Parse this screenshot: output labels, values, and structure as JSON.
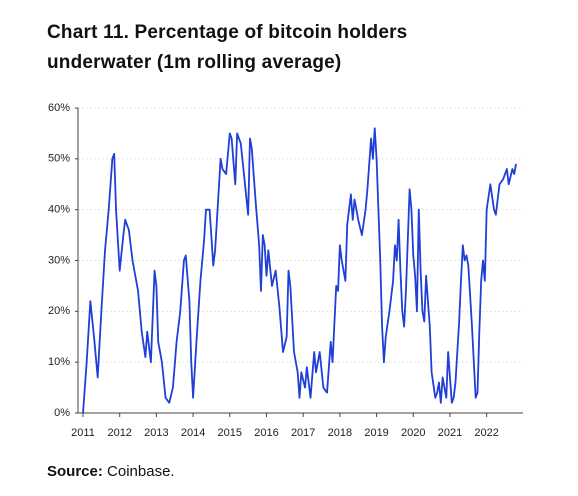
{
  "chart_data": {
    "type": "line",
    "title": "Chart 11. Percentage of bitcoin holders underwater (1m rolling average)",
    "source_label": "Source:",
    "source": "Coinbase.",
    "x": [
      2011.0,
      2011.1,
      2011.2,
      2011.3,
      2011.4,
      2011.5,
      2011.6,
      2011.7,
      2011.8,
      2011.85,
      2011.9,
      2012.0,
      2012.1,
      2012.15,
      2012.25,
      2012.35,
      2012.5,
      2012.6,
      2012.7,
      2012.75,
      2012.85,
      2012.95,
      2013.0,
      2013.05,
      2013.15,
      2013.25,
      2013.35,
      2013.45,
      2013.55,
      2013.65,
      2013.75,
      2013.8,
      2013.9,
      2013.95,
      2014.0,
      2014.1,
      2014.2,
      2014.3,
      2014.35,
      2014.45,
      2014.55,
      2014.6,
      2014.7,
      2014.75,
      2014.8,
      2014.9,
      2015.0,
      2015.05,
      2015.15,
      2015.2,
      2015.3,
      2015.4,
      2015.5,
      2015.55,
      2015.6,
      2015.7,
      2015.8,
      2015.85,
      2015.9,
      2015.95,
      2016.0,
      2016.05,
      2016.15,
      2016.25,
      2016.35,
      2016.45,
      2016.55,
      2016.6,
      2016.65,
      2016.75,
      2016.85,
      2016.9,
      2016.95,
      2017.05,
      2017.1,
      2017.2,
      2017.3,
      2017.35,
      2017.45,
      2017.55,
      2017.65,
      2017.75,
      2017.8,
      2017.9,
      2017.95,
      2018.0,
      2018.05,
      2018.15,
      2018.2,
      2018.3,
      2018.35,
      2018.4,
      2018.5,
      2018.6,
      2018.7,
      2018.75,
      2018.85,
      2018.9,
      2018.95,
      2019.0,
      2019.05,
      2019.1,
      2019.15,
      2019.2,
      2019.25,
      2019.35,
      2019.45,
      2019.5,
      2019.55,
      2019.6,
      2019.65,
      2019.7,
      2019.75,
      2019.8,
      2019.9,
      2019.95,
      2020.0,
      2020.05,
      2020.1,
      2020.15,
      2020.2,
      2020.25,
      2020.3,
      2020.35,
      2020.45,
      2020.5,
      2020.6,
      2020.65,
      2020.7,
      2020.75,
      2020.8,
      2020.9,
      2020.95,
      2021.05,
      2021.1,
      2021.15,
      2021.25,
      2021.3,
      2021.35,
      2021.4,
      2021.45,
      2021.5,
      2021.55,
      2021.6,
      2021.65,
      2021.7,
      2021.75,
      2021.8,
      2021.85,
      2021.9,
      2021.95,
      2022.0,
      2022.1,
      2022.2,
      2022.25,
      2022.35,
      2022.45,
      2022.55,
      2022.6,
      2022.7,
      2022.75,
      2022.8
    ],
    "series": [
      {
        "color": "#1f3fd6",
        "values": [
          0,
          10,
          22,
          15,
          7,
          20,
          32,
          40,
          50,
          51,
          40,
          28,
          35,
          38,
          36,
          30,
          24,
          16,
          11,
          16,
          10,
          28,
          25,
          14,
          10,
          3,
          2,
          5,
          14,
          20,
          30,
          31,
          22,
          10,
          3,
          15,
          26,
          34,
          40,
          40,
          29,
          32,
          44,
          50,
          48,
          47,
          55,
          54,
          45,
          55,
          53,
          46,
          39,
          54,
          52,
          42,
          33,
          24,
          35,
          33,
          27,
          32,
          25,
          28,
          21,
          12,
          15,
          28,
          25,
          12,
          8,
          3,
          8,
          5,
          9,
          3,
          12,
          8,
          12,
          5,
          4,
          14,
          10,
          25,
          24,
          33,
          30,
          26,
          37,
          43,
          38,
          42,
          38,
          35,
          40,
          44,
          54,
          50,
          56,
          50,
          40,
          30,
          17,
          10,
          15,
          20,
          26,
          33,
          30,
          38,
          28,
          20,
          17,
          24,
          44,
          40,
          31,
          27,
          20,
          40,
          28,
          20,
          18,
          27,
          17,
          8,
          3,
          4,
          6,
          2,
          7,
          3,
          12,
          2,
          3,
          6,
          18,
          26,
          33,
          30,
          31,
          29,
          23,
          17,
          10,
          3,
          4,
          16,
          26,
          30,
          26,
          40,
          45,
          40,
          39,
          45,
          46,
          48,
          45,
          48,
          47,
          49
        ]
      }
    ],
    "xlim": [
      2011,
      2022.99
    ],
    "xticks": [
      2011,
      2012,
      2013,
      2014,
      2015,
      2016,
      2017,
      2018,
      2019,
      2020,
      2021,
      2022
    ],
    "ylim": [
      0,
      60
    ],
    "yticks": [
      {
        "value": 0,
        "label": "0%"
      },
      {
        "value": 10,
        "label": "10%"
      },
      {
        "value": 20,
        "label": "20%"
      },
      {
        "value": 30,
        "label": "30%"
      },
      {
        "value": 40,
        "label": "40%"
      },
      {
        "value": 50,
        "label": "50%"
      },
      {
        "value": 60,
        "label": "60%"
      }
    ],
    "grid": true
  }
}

***

-- What you are asked to do --
Look through the data and show every line containing "values".

-- Answer to this exercise --
Parse this screenshot: output labels, values, and structure as JSON.
        "values": [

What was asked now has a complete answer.